=== Written exercise ===
From the entries that follow, pick out all lines holding "this".

[Items from a dataset]
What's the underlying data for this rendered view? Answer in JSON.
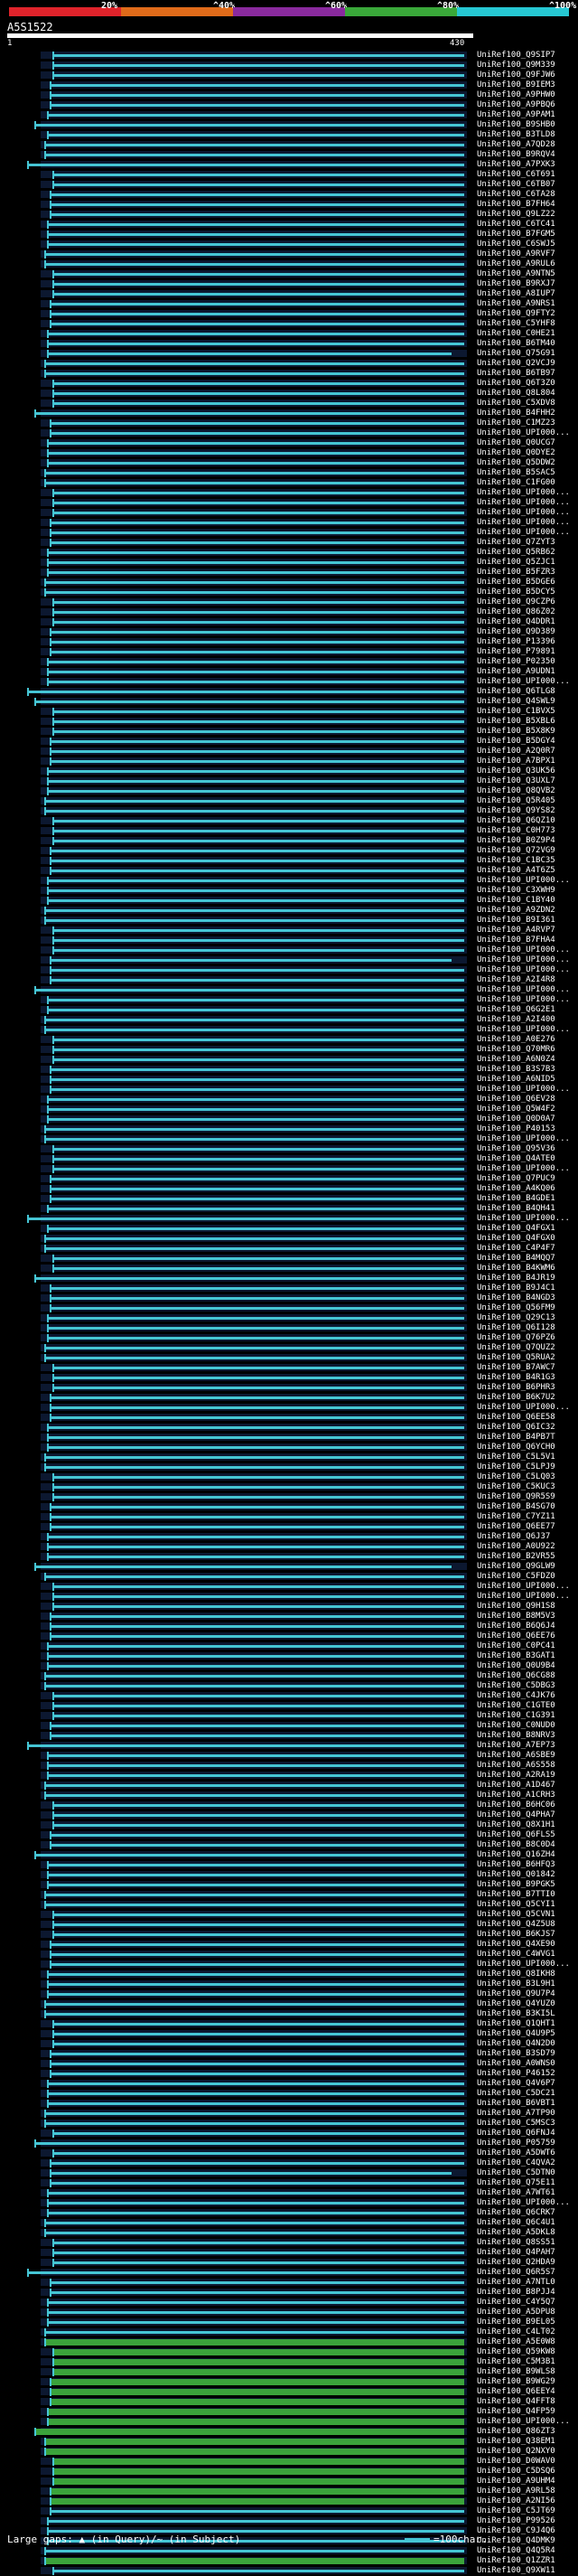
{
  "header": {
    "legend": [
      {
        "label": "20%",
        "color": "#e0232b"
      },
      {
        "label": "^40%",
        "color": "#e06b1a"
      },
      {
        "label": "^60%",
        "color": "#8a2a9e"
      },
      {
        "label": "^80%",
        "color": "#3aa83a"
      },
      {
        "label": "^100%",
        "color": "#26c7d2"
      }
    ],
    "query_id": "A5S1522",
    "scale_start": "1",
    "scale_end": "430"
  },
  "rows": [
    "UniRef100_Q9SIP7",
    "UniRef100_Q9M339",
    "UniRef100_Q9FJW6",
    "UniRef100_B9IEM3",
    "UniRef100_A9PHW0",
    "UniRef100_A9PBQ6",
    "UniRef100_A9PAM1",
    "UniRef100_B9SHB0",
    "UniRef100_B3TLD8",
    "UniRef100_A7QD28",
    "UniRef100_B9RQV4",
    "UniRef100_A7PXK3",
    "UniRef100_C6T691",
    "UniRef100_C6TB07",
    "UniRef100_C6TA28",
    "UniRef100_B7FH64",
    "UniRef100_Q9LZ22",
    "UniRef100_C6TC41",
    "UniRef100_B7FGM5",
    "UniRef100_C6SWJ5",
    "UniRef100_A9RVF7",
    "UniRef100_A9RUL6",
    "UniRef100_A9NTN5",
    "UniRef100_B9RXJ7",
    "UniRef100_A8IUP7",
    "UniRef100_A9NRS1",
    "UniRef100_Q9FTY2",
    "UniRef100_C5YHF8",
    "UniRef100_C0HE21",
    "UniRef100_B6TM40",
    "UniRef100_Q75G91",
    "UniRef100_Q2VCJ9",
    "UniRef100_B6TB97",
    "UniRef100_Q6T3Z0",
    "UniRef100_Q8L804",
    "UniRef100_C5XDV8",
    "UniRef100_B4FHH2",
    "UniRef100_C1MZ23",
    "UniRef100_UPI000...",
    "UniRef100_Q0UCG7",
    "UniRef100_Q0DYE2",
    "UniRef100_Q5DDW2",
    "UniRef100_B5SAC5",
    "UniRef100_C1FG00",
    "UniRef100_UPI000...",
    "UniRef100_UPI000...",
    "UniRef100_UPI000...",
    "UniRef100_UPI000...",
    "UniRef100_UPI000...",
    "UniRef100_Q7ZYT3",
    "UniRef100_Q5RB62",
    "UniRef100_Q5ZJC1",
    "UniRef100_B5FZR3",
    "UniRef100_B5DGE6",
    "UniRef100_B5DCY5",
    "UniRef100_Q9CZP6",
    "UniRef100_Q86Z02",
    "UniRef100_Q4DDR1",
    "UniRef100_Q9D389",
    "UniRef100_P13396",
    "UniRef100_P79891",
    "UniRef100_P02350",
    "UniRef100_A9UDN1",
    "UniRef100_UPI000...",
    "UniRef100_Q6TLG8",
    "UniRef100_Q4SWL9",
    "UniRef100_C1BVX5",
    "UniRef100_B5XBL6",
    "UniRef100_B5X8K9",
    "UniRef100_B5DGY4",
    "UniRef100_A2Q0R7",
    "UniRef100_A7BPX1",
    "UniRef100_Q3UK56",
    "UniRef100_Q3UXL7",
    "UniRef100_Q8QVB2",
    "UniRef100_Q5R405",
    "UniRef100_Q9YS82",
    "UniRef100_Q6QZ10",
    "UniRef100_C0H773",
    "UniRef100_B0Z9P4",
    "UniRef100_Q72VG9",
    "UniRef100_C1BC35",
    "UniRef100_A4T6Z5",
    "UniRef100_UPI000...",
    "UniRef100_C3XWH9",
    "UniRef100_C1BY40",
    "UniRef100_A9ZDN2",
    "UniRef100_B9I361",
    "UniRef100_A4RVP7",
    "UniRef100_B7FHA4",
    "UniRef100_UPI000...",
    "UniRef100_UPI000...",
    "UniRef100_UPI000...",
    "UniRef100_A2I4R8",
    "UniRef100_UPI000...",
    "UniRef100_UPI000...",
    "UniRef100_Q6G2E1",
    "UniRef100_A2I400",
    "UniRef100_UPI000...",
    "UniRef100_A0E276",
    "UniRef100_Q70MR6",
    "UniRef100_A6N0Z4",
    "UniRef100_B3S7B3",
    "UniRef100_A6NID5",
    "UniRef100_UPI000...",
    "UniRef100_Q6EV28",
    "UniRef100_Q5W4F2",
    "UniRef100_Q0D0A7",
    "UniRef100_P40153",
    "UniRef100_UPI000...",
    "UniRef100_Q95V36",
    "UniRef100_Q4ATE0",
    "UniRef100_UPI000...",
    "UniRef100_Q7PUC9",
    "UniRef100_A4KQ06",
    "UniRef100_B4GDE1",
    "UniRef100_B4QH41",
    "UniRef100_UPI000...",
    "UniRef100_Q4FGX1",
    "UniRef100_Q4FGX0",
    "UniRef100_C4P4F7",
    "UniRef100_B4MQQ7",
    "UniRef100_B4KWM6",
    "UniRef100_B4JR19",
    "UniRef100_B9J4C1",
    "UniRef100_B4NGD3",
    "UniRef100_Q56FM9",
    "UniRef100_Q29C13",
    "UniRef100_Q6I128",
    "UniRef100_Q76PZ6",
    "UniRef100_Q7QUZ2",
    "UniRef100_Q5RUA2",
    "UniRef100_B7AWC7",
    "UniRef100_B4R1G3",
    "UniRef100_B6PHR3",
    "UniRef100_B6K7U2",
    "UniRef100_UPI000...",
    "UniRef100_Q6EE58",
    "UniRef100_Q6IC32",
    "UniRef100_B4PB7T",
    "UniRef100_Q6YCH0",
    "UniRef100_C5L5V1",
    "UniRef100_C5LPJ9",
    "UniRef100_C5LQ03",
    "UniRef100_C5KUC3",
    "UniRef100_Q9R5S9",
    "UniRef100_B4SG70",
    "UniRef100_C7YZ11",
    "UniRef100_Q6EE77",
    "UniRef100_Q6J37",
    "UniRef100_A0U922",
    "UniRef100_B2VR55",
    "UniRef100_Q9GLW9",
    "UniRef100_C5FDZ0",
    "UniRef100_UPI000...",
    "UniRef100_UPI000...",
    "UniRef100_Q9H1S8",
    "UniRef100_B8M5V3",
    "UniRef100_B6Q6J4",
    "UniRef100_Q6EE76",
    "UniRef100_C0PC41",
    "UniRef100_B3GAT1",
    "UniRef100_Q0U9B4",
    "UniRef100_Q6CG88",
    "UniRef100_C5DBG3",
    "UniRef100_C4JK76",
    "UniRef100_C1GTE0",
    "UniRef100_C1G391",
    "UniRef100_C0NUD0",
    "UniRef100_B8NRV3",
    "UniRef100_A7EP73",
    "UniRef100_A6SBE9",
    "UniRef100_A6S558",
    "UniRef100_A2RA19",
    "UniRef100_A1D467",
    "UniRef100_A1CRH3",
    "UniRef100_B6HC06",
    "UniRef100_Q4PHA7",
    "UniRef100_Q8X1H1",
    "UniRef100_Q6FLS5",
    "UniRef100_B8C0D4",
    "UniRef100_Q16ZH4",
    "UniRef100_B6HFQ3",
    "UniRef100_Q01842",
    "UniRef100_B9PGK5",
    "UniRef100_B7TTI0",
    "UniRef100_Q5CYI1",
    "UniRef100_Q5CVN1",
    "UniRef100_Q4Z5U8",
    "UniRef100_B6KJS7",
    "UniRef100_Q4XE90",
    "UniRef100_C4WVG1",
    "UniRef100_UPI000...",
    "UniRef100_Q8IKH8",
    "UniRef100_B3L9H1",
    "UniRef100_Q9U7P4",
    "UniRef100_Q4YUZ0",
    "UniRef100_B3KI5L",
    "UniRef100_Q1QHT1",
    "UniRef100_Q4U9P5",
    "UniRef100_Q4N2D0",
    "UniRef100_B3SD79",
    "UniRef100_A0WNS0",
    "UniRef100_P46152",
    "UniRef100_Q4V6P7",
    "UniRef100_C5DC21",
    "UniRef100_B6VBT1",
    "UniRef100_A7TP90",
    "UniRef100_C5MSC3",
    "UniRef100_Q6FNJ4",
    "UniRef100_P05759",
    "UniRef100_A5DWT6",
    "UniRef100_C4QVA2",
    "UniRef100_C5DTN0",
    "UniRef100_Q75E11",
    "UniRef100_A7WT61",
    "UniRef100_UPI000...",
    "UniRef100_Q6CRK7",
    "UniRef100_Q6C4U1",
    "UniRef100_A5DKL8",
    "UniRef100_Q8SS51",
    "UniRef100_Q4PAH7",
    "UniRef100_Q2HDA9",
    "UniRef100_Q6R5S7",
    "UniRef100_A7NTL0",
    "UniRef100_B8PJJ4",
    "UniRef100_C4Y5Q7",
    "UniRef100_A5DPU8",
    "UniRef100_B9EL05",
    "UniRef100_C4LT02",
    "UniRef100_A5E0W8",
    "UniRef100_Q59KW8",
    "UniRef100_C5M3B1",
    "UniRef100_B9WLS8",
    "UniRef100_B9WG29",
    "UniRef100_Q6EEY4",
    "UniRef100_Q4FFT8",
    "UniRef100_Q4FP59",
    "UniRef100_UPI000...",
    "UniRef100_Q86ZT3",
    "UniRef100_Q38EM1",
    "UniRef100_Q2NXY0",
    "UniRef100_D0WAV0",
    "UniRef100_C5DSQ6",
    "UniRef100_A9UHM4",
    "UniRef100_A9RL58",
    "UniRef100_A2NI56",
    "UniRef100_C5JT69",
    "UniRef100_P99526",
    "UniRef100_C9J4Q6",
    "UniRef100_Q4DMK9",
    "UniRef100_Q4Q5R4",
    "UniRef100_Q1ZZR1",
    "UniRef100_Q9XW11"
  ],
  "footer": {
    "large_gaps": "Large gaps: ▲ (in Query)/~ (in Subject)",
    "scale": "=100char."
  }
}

--

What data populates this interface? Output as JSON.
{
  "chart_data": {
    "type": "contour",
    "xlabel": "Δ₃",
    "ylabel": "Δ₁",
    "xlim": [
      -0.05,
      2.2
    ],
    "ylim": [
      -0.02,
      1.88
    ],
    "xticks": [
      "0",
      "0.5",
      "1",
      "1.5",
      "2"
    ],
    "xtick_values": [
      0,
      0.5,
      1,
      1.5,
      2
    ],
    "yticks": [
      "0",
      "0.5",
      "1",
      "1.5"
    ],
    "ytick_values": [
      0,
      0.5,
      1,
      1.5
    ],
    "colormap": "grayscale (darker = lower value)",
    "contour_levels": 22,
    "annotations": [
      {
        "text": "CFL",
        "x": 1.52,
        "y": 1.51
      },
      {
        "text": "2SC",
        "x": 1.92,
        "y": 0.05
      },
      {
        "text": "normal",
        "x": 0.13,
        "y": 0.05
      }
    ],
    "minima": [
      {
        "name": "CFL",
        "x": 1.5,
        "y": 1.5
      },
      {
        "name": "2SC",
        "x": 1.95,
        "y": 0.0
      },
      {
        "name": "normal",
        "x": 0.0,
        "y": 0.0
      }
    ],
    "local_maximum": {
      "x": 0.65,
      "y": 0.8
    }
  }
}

=== Solved problem ===
What's the underlying data for this rendered view? Answer in JSON.
What data populates this interface? Output as JSON.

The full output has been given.